» **Extracted records**:
— start —
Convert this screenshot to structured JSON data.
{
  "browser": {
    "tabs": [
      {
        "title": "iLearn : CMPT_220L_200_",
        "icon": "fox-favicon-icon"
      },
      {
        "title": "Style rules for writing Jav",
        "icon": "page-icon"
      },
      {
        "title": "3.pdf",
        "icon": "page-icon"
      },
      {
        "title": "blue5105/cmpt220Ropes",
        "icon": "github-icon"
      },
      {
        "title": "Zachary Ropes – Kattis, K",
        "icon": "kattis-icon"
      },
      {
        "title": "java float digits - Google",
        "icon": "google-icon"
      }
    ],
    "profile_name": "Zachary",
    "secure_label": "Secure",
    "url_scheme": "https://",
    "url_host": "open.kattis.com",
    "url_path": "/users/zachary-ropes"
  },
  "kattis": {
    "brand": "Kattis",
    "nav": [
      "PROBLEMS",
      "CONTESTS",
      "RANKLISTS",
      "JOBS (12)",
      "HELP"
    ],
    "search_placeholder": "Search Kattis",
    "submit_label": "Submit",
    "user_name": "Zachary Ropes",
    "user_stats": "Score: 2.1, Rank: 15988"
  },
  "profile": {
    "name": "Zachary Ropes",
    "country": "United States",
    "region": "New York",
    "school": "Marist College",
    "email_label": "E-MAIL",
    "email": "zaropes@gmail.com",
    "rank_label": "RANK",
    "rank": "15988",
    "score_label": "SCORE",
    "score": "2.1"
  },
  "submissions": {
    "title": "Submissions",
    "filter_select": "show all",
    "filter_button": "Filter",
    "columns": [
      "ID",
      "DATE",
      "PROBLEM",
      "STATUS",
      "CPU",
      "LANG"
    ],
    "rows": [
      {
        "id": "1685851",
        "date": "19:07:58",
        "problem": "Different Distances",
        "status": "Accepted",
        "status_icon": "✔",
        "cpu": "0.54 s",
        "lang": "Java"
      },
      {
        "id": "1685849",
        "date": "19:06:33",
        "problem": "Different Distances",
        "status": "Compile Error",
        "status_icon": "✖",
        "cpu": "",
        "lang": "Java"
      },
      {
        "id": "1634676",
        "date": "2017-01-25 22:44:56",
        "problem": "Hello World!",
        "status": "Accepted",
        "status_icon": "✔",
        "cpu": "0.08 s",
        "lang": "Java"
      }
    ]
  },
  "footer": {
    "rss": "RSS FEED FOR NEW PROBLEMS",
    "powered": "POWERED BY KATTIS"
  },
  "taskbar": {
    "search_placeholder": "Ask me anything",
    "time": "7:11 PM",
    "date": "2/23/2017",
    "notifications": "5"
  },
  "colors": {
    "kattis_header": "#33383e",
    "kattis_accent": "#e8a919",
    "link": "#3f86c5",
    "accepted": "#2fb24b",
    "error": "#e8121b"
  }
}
— end —
» **Given problem**:
Nothing should be changed: write out all of the data as is.

» **The result**:
Convert this screenshot to structured JSON data.
{
  "browser": {
    "tabs": [
      {
        "title": "iLearn : CMPT_220L_200_",
        "icon": "fox-favicon-icon"
      },
      {
        "title": "Style rules for writing Jav",
        "icon": "page-icon"
      },
      {
        "title": "3.pdf",
        "icon": "page-icon"
      },
      {
        "title": "blue5105/cmpt220Ropes",
        "icon": "github-icon"
      },
      {
        "title": "Zachary Ropes – Kattis, K",
        "icon": "kattis-icon"
      },
      {
        "title": "java float digits - Google",
        "icon": "google-icon"
      }
    ],
    "profile_name": "Zachary",
    "secure_label": "Secure",
    "url_scheme": "https://",
    "url_host": "open.kattis.com",
    "url_path": "/users/zachary-ropes"
  },
  "kattis": {
    "brand": "Kattis",
    "nav": [
      "PROBLEMS",
      "CONTESTS",
      "RANKLISTS",
      "JOBS (12)",
      "HELP"
    ],
    "search_placeholder": "Search Kattis",
    "submit_label": "Submit",
    "user_name": "Zachary Ropes",
    "user_stats": "Score: 2.1, Rank: 15988"
  },
  "profile": {
    "name": "Zachary Ropes",
    "country": "United States",
    "region": "New York",
    "school": "Marist College",
    "email_label": "E-MAIL",
    "email": "zaropes@gmail.com",
    "rank_label": "RANK",
    "rank": "15988",
    "score_label": "SCORE",
    "score": "2.1"
  },
  "submissions": {
    "title": "Submissions",
    "filter_select": "show all",
    "filter_button": "Filter",
    "columns": [
      "ID",
      "DATE",
      "PROBLEM",
      "STATUS",
      "CPU",
      "LANG"
    ],
    "rows": [
      {
        "id": "1685851",
        "date": "19:07:58",
        "problem": "Different Distances",
        "status": "Accepted",
        "status_icon": "✔",
        "cpu": "0.54 s",
        "lang": "Java"
      },
      {
        "id": "1685849",
        "date": "19:06:33",
        "problem": "Different Distances",
        "status": "Compile Error",
        "status_icon": "✖",
        "cpu": "",
        "lang": "Java"
      },
      {
        "id": "1634676",
        "date": "2017-01-25 22:44:56",
        "problem": "Hello World!",
        "status": "Accepted",
        "status_icon": "✔",
        "cpu": "0.08 s",
        "lang": "Java"
      }
    ]
  },
  "footer": {
    "rss": "RSS FEED FOR NEW PROBLEMS",
    "powered": "POWERED BY KATTIS"
  },
  "taskbar": {
    "search_placeholder": "Ask me anything",
    "time": "7:11 PM",
    "date": "2/23/2017",
    "notifications": "5"
  },
  "colors": {
    "kattis_header": "#33383e",
    "kattis_accent": "#e8a919",
    "link": "#3f86c5",
    "accepted": "#2fb24b",
    "error": "#e8121b"
  }
}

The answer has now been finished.